- What to work on
(A) Decide whether each statement agrees with the broker sentencing article, answering yes or no and quoting the deciding words exactly: (i) Knutsen received a prison sentence of more than four years; (ii) Knutsen's attorney discussed the particulars of the case; (iii) Knutsen put the checks into the investors' own accounts.
(B) From the broker sentencing article, return the stretch from "The feds have" through "his own account.".
(C) Write the next part of the broker sentencing article, picking up after its last sentence.

- Passage shown
· · · · · · ·

The feds have given investors a fresh warning to use FINRA's BrokerCheck tool before turning assets over to a financial professional, following the sentencing of a rogue former broker on wire fraud charges.
This week, a U.S. district judge sentenced Jeffrey Knutsen of Bellingham, Wash., to more than four years in federal prison for a long-running embezzlement scheme through which he bilked investors out of more than a quarter-million dollars, withdrawing the money from their brokerage accounts and depositing the checks into his own account.
All this after having been barred from the industry by FINRA years earlier for running a similar scam.
Knutsen's attorney, Peter Avenia, a federal public defender based in Seattle, declined to comment on the particulars of the case, but provided a brief emailed statement:
"Although Mr. Knutsen was hoping for a shorter sentence, he accepts responsibility for his offense and sincerely apologizes to those he has harmed," Avenia wrote.

· · · · · · ·

- Data section

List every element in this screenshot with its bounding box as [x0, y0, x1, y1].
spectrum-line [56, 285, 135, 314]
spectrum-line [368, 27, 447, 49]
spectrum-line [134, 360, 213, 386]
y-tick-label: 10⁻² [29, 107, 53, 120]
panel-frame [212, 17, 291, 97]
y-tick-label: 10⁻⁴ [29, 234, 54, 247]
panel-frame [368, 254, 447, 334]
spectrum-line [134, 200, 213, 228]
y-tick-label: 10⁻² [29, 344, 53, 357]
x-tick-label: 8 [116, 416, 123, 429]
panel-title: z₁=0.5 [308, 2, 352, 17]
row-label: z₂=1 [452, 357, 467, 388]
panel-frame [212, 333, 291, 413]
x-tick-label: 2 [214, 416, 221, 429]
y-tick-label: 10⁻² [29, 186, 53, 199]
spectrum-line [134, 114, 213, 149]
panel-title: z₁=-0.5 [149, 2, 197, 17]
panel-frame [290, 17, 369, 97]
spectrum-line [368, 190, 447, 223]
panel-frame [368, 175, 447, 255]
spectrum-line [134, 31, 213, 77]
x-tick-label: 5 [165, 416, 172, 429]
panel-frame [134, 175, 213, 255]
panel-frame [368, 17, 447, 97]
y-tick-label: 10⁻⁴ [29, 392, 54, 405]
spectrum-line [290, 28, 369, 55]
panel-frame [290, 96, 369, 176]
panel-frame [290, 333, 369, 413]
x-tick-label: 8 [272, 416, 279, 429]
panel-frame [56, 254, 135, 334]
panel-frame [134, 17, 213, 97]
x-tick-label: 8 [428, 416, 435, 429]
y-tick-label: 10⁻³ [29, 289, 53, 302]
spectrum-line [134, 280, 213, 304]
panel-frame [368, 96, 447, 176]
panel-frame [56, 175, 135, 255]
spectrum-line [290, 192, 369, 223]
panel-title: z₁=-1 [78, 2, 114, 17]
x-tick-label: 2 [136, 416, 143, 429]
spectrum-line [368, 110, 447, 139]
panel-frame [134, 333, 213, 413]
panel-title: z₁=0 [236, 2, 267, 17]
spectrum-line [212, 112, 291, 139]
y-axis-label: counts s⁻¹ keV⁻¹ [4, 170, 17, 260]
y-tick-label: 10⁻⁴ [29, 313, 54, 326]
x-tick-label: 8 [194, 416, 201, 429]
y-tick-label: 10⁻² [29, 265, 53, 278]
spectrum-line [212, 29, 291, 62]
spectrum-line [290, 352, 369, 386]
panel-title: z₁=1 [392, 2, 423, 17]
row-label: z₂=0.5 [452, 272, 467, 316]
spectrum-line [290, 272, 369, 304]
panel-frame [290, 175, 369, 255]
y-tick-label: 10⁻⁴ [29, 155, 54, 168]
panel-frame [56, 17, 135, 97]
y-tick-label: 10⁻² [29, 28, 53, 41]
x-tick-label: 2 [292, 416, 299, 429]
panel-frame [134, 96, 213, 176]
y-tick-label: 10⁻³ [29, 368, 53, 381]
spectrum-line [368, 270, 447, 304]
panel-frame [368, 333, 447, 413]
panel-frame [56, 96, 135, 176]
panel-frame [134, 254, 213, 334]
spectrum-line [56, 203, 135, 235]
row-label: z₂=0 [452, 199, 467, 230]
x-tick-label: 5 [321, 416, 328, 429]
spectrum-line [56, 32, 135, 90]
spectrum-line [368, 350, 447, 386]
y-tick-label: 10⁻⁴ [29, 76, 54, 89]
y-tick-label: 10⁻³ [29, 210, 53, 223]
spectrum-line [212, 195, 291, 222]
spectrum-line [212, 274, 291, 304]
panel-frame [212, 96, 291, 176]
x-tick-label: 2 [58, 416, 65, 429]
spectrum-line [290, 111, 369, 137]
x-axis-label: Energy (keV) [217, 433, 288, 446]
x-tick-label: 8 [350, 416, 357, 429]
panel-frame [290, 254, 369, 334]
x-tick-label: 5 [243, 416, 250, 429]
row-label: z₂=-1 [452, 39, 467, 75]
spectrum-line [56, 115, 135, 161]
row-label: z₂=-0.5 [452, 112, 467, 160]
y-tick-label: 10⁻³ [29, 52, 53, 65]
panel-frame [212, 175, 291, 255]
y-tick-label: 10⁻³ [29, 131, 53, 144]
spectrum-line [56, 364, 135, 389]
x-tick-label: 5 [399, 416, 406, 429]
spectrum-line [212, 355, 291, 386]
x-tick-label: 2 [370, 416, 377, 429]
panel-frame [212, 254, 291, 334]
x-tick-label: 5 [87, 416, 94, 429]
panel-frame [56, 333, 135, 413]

· · · · · · ·

- Per-task answers
(A)
(i) Yes: "to more than four years in federal prison"
(ii) No: "declined to comment on the particulars of the case"
(iii) No: "depositing the checks into his own account"

(B)
The feds have given investors a fresh warning to use FINRA's BrokerCheck tool before turning assets over to a financial professional, following the sentencing of a rogue former broker on wire fraud charges.
This week, a U.S. district judge sentenced Jeffrey Knutsen of Bellingham, Wash., to more than four years in federal prison for a long-running embezzlement scheme through which he bilked investors out of more than a quarter-million dollars, withdrawing the money from their brokerage accounts and depositing the checks into his own account.

(C)
The federal complaint against Knutsen describes a several-year period, running at least from October 2005 through April 2013, when Knutsen ran an unlicensed advisory practice and misappropriated funds from 26 clients' accounts through a series of fraudulent activities.
In July 2005, FINRA's predecessor organization, the National Association of Securities Dealers, had barred Knutsen from any future association with a member of the industry regulator. That incident was reported in FINRA's BrokerCheck, but was not known by Knutsen's clients, many of whom were elderly; they allowed him to move their accounts from LPL, where he had been a registered rep, to discount online brokerages.
"If somebody is off the radar screen then the bottom line is it depends on the vigilance of the client," says Duane Thompson, senior policy analyst at the fiduciary training firm fi360. "But how many people are going to think about going online and checking a broker's record?"
WARNING FOR INVESTORS
In announcing the sentence, the Justice Department highlighted BrokerCheck as an easy, online tool to investigate the disciplinary history of a broker -- but noted that many of Knutsen's clients did not know much about the how the brokerage industry works.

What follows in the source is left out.